Stated exercise. Tally up how many lines in the listing below contain the string "period", and give only the total.

Excerpts from a figure dataset:

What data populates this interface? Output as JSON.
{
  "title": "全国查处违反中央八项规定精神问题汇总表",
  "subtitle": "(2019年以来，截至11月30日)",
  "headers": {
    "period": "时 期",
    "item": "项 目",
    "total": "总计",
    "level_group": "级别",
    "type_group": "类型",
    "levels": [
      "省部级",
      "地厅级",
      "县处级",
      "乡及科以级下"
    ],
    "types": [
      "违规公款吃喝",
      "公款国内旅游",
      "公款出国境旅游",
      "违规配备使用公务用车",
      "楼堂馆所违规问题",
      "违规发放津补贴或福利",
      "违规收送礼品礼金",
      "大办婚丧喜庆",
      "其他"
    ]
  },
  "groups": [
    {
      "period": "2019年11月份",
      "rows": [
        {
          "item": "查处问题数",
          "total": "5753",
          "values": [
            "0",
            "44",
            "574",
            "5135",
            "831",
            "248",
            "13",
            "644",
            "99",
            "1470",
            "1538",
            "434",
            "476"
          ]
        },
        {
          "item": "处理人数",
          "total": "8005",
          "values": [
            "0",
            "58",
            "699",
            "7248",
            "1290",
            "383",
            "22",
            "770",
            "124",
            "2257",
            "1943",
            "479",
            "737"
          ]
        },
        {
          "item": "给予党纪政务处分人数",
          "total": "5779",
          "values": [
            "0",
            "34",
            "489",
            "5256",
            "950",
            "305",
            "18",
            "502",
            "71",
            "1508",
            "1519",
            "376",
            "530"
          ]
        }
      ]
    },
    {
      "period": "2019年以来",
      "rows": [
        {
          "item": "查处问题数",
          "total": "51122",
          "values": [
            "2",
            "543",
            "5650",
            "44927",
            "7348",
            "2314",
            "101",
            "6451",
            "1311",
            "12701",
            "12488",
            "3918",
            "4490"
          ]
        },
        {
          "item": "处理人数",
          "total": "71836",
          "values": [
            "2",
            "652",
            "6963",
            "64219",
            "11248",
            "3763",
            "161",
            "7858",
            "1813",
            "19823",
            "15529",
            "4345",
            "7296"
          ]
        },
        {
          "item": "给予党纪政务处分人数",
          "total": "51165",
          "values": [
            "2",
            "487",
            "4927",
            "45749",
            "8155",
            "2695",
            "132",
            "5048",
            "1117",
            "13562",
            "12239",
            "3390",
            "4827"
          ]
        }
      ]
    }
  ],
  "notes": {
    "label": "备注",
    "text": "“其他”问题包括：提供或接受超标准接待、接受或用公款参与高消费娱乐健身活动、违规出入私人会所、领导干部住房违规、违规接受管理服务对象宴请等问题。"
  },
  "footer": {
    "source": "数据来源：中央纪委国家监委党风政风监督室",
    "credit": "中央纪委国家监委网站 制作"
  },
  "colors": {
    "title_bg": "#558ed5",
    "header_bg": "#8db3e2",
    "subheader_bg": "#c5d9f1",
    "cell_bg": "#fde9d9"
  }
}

Response. 3